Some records
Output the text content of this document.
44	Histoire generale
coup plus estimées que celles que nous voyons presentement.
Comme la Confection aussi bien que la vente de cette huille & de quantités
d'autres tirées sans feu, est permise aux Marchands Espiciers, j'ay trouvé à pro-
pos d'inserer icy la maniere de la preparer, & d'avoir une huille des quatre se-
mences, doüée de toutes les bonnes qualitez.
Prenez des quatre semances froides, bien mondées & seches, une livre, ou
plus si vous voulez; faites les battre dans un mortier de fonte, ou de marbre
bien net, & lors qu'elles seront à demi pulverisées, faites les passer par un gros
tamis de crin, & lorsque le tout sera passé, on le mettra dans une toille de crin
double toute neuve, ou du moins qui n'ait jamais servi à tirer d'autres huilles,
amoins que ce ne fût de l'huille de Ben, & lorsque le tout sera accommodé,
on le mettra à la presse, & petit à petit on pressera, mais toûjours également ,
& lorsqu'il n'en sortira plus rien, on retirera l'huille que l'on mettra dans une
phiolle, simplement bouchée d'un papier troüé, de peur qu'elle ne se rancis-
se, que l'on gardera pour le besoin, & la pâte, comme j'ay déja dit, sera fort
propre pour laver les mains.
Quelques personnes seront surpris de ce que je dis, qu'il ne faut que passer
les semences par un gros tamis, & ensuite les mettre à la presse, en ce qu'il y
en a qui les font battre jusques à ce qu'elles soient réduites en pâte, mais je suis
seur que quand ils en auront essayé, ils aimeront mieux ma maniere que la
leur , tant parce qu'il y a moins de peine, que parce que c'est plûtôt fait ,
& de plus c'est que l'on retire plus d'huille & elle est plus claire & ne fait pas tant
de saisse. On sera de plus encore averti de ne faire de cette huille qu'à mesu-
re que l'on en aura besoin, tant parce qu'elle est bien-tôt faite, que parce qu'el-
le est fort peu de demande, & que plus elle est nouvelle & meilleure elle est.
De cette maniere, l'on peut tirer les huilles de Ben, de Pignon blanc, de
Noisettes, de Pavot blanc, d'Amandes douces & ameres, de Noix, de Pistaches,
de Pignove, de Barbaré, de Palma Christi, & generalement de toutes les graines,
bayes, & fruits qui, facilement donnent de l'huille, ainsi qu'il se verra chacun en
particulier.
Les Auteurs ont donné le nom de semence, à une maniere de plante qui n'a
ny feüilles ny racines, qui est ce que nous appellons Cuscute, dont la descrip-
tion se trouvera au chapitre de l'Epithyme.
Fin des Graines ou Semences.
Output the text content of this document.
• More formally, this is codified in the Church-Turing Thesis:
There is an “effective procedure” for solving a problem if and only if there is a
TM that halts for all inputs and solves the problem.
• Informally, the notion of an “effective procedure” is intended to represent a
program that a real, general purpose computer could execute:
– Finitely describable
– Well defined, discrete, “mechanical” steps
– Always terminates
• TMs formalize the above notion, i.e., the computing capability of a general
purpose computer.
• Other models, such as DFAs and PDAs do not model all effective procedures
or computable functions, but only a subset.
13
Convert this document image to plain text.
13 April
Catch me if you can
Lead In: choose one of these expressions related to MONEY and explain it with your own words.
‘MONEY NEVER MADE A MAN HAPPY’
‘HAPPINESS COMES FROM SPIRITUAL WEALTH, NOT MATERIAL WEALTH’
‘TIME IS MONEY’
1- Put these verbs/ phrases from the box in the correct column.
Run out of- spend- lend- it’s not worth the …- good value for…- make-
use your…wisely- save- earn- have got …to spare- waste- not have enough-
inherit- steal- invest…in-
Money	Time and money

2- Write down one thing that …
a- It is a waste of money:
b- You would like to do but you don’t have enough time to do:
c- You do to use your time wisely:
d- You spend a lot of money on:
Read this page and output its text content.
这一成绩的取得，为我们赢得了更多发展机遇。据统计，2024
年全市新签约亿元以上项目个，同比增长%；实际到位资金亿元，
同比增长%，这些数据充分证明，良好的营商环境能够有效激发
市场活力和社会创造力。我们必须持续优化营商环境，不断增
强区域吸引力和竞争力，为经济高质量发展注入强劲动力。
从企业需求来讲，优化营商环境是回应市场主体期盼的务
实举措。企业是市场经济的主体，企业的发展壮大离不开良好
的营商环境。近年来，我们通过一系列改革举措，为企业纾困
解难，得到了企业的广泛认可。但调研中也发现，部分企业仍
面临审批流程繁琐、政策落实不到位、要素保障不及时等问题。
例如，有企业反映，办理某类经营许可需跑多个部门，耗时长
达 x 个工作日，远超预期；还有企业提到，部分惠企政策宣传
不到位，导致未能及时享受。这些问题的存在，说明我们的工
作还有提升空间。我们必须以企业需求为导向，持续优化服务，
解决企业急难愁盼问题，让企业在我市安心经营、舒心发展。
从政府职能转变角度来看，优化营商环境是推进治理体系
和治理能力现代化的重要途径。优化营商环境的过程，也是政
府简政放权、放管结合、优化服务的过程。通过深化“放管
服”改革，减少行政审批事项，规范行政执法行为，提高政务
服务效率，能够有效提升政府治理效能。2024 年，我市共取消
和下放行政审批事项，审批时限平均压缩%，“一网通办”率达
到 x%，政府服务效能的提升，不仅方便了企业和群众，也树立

### PROBLEM DESCRIPTION
Repeat the data in its entirety, character for character.

### RIGHT ANSWER
Output the text content of this document.
44	Histoire generale
coup plus estimées que celles que nous voyons presentement.
Comme la Confection aussi bien que la vente de cette huille & de quantités
d'autres tirées sans feu, est permise aux Marchands Espiciers, j'ay trouvé à pro-
pos d'inserer icy la maniere de la preparer, & d'avoir une huille des quatre se-
mences, doüée de toutes les bonnes qualitez.
Prenez des quatre semances froides, bien mondées & seches, une livre, ou
plus si vous voulez; faites les battre dans un mortier de fonte, ou de marbre
bien net, & lors qu'elles seront à demi pulverisées, faites les passer par un gros
tamis de crin, & lorsque le tout sera passé, on le mettra dans une toille de crin
double toute neuve, ou du moins qui n'ait jamais servi à tirer d'autres huilles,
amoins que ce ne fût de l'huille de Ben, & lorsque le tout sera accommodé,
on le mettra à la presse, & petit à petit on pressera, mais toûjours également ,
& lorsqu'il n'en sortira plus rien, on retirera l'huille que l'on mettra dans une
phiolle, simplement bouchée d'un papier troüé, de peur qu'elle ne se rancis-
se, que l'on gardera pour le besoin, & la pâte, comme j'ay déja dit, sera fort
propre pour laver les mains.
Quelques personnes seront surpris de ce que je dis, qu'il ne faut que passer
les semences par un gros tamis, & ensuite les mettre à la presse, en ce qu'il y
en a qui les font battre jusques à ce qu'elles soient réduites en pâte, mais je suis
seur que quand ils en auront essayé, ils aimeront mieux ma maniere que la
leur , tant parce qu'il y a moins de peine, que parce que c'est plûtôt fait ,
& de plus c'est que l'on retire plus d'huille & elle est plus claire & ne fait pas tant
de saisse. On sera de plus encore averti de ne faire de cette huille qu'à mesu-
re que l'on en aura besoin, tant parce qu'elle est bien-tôt faite, que parce qu'el-
le est fort peu de demande, & que plus elle est nouvelle & meilleure elle est.
De cette maniere, l'on peut tirer les huilles de Ben, de Pignon blanc, de
Noisettes, de Pavot blanc, d'Amandes douces & ameres, de Noix, de Pistaches,
de Pignove, de Barbaré, de Palma Christi, & generalement de toutes les graines,
bayes, & fruits qui, facilement donnent de l'huille, ainsi qu'il se verra chacun en
particulier.
Les Auteurs ont donné le nom de semence, à une maniere de plante qui n'a
ny feüilles ny racines, qui est ce que nous appellons Cuscute, dont la descrip-
tion se trouvera au chapitre de l'Epithyme.
Fin des Graines ou Semences.
Output the text content of this document.
• More formally, this is codified in the Church-Turing Thesis:
There is an “effective procedure” for solving a problem if and only if there is a
TM that halts for all inputs and solves the problem.
• Informally, the notion of an “effective procedure” is intended to represent a
program that a real, general purpose computer could execute:
– Finitely describable
– Well defined, discrete, “mechanical” steps
– Always terminates
• TMs formalize the above notion, i.e., the computing capability of a general
purpose computer.
• Other models, such as DFAs and PDAs do not model all effective procedures
or computable functions, but only a subset.
13
Convert this document image to plain text.
13 April
Catch me if you can
Lead In: choose one of these expressions related to MONEY and explain it with your own words.
‘MONEY NEVER MADE A MAN HAPPY’
‘HAPPINESS COMES FROM SPIRITUAL WEALTH, NOT MATERIAL WEALTH’
‘TIME IS MONEY’
1- Put these verbs/ phrases from the box in the correct column.
Run out of- spend- lend- it’s not worth the …- good value for…- make-
use your…wisely- save- earn- have got …to spare- waste- not have enough-
inherit- steal- invest…in-
Money	Time and money

2- Write down one thing that …
a- It is a waste of money:
b- You would like to do but you don’t have enough time to do:
c- You do to use your time wisely:
d- You spend a lot of money on:
Read this page and output its text content.
这一成绩的取得，为我们赢得了更多发展机遇。据统计，2024
年全市新签约亿元以上项目个，同比增长%；实际到位资金亿元，
同比增长%，这些数据充分证明，良好的营商环境能够有效激发
市场活力和社会创造力。我们必须持续优化营商环境，不断增
强区域吸引力和竞争力，为经济高质量发展注入强劲动力。
从企业需求来讲，优化营商环境是回应市场主体期盼的务
实举措。企业是市场经济的主体，企业的发展壮大离不开良好
的营商环境。近年来，我们通过一系列改革举措，为企业纾困
解难，得到了企业的广泛认可。但调研中也发现，部分企业仍
面临审批流程繁琐、政策落实不到位、要素保障不及时等问题。
例如，有企业反映，办理某类经营许可需跑多个部门，耗时长
达 x 个工作日，远超预期；还有企业提到，部分惠企政策宣传
不到位，导致未能及时享受。这些问题的存在，说明我们的工
作还有提升空间。我们必须以企业需求为导向，持续优化服务，
解决企业急难愁盼问题，让企业在我市安心经营、舒心发展。
从政府职能转变角度来看，优化营商环境是推进治理体系
和治理能力现代化的重要途径。优化营商环境的过程，也是政
府简政放权、放管结合、优化服务的过程。通过深化“放管
服”改革，减少行政审批事项，规范行政执法行为，提高政务
服务效率，能够有效提升政府治理效能。2024 年，我市共取消
和下放行政审批事项，审批时限平均压缩%，“一网通办”率达
到 x%，政府服务效能的提升，不仅方便了企业和群众，也树立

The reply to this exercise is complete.